◆ **What to work on**
Show each line that has the string "description" in it.

Stored data entries
>> START
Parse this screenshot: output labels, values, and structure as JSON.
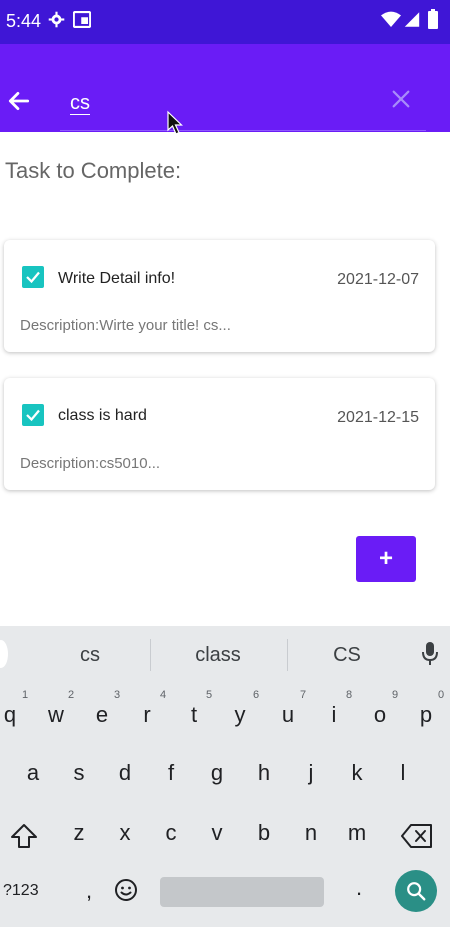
{
  "status": {
    "time": "5:44"
  },
  "appbar": {
    "search_value": "cs"
  },
  "section_title": "Task to Complete:",
  "tasks": [
    {
      "title": "Write Detail info!",
      "date": "2021-12-07",
      "description": "Description:Wirte your title! cs..."
    },
    {
      "title": "class is hard",
      "date": "2021-12-15",
      "description": "Description:cs5010..."
    }
  ],
  "fab_label": "+",
  "keyboard": {
    "suggestions": [
      "cs",
      "class",
      "CS"
    ],
    "row1": [
      "q",
      "w",
      "e",
      "r",
      "t",
      "y",
      "u",
      "i",
      "o",
      "p"
    ],
    "row1_hints": [
      "1",
      "2",
      "3",
      "4",
      "5",
      "6",
      "7",
      "8",
      "9",
      "0"
    ],
    "row2": [
      "a",
      "s",
      "d",
      "f",
      "g",
      "h",
      "j",
      "k",
      "l"
    ],
    "row3": [
      "z",
      "x",
      "c",
      "v",
      "b",
      "n",
      "m"
    ],
    "symbols_key": "?123",
    "comma_key": ",",
    "period_key": "."
  },
  "colors": {
    "status_bar": "#3f16d6",
    "app_bar": "#6a1cf6",
    "checkbox": "#18c4c0",
    "fab": "#6a1cf6",
    "keyboard_bg": "#e7e9eb",
    "search_key": "#2a8f86"
  },
  "icons": {
    "status": [
      "gear-icon",
      "sim-card-icon",
      "wifi-icon",
      "signal-icon",
      "battery-icon"
    ],
    "back": "arrow-left-icon",
    "clear": "close-icon",
    "mic": "microphone-icon",
    "shift": "shift-icon",
    "backspace": "backspace-icon",
    "emoji": "emoji-icon",
    "search": "search-icon"
  }
}
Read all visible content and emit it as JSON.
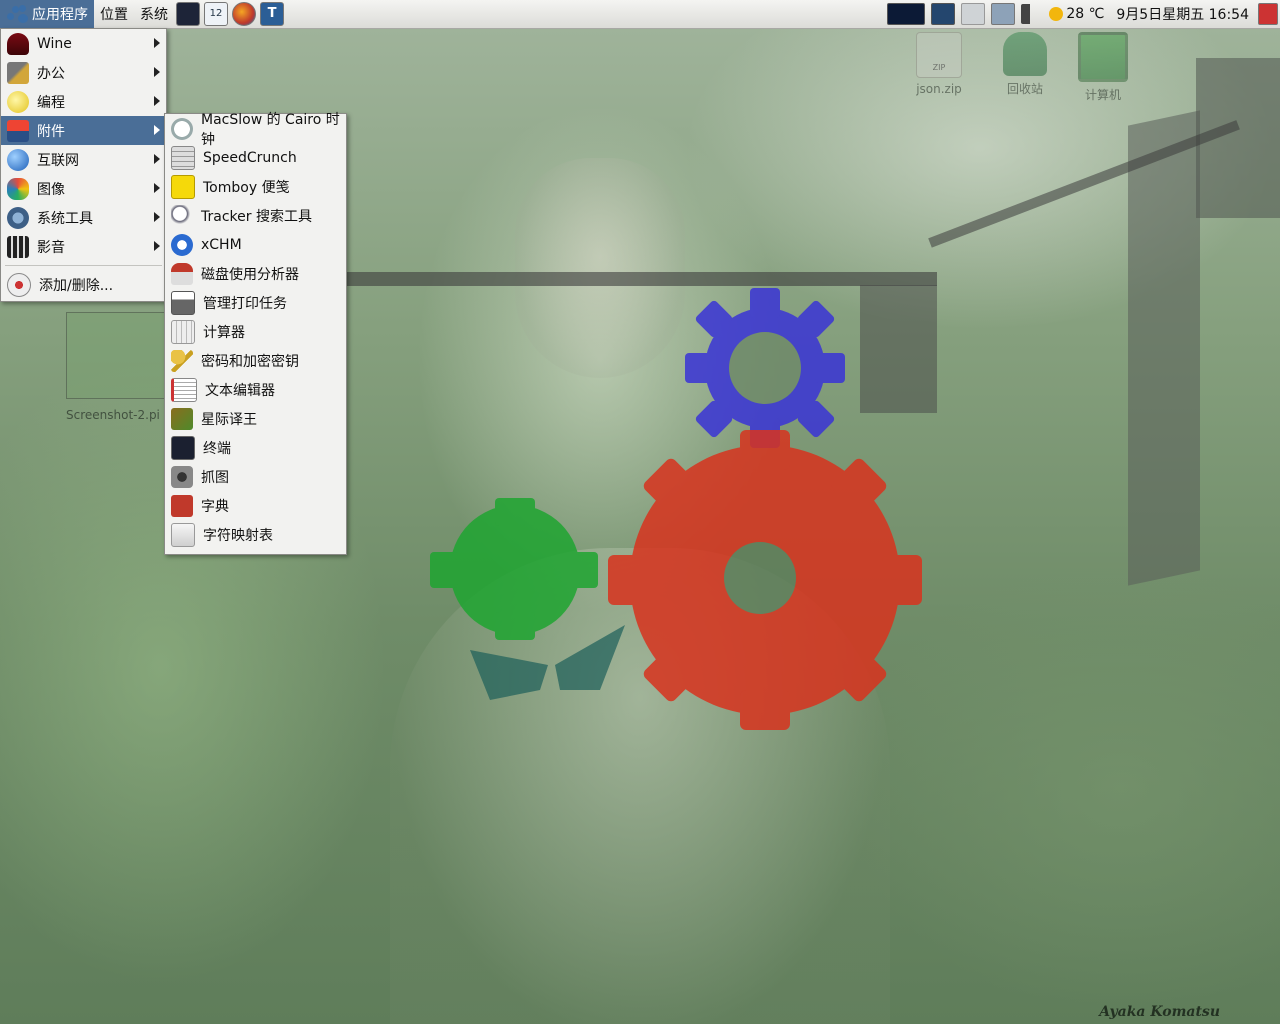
{
  "panel": {
    "menus": [
      "应用程序",
      "位置",
      "系统"
    ],
    "calendar_day": "12",
    "weather": "28 ℃",
    "clock": "9月5日星期五 16:54"
  },
  "desktop": {
    "icons": [
      "json.zip",
      "回收站",
      "计算机"
    ],
    "zip_label": "ZIP",
    "thumbnail_label": "Screenshot-2.pi",
    "watermark": "Ayaka Komatsu"
  },
  "apps_menu": {
    "items": [
      {
        "label": "Wine",
        "icon": "wine-icon"
      },
      {
        "label": "办公",
        "icon": "office-icon"
      },
      {
        "label": "编程",
        "icon": "programming-icon"
      },
      {
        "label": "附件",
        "icon": "accessories-icon",
        "selected": true
      },
      {
        "label": "互联网",
        "icon": "internet-icon"
      },
      {
        "label": "图像",
        "icon": "graphics-icon"
      },
      {
        "label": "系统工具",
        "icon": "system-tools-icon"
      },
      {
        "label": "影音",
        "icon": "multimedia-icon"
      }
    ],
    "add_remove": "添加/删除..."
  },
  "accessories_menu": {
    "items": [
      "MacSlow 的 Cairo 时钟",
      "SpeedCrunch",
      "Tomboy 便笺",
      "Tracker 搜索工具",
      "xCHM",
      "磁盘使用分析器",
      "管理打印任务",
      "计算器",
      "密码和加密密钥",
      "文本编辑器",
      "星际译王",
      "终端",
      "抓图",
      "字典",
      "字符映射表"
    ]
  },
  "colors": {
    "selection": "#4a6e97",
    "gear_blue": "#3a34d6",
    "gear_red": "#d8331e",
    "gear_green": "#1fa531"
  }
}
>> END
◆ **Finished task**
      "description": "Description:Wirte your title! cs..."
      "description": "Description:cs5010..."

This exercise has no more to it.